Data entries:
:::

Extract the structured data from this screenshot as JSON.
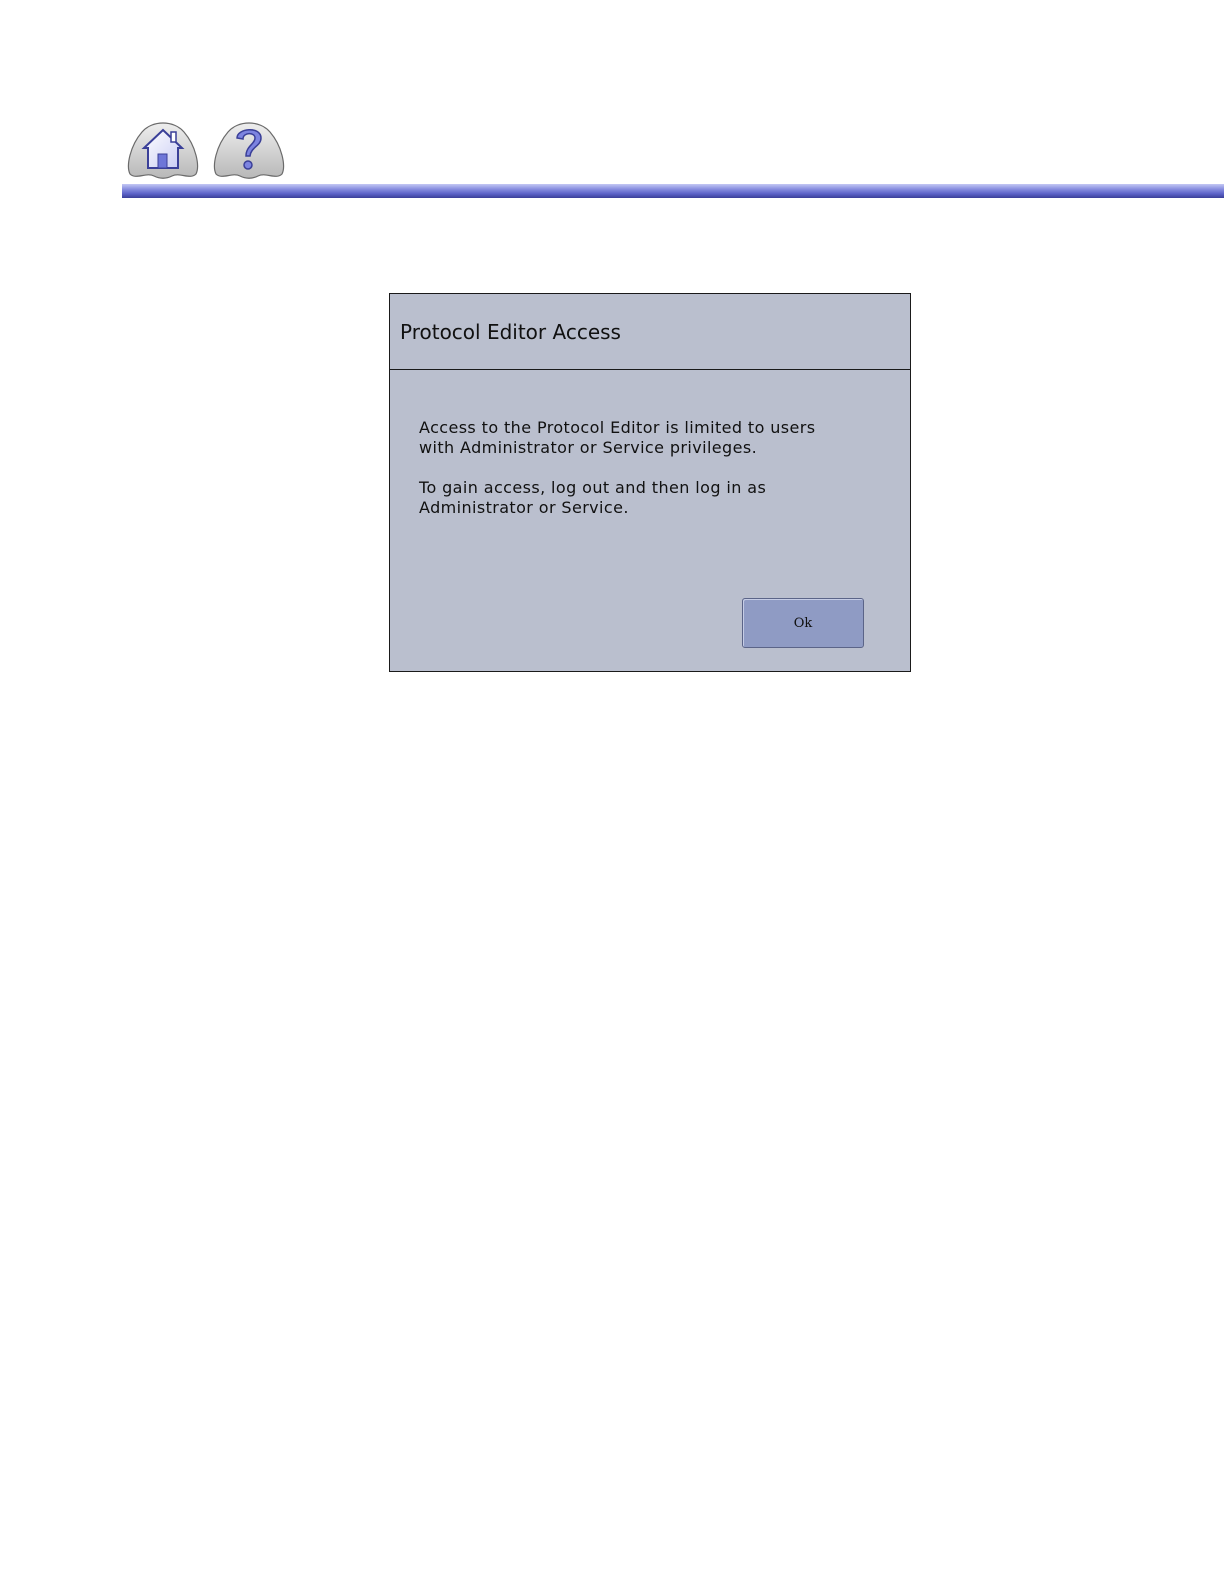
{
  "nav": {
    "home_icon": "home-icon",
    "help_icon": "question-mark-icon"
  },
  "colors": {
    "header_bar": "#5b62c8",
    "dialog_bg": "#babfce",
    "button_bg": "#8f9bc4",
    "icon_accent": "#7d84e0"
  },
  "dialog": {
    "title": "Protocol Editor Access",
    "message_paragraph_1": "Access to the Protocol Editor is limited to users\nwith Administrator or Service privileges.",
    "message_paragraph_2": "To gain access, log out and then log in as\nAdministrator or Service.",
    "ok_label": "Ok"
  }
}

:::

# [PROBLEM DETAILS]
Leave out the pictures and reproduce the rest of the listing exactly.

# [TASK RESPONSE]
Extract the structured data from this screenshot as JSON.
{
  "nav": {
    "home_icon": "home-icon",
    "help_icon": "question-mark-icon"
  },
  "colors": {
    "header_bar": "#5b62c8",
    "dialog_bg": "#babfce",
    "button_bg": "#8f9bc4",
    "icon_accent": "#7d84e0"
  },
  "dialog": {
    "title": "Protocol Editor Access",
    "message_paragraph_1": "Access to the Protocol Editor is limited to users\nwith Administrator or Service privileges.",
    "message_paragraph_2": "To gain access, log out and then log in as\nAdministrator or Service.",
    "ok_label": "Ok"
  }
}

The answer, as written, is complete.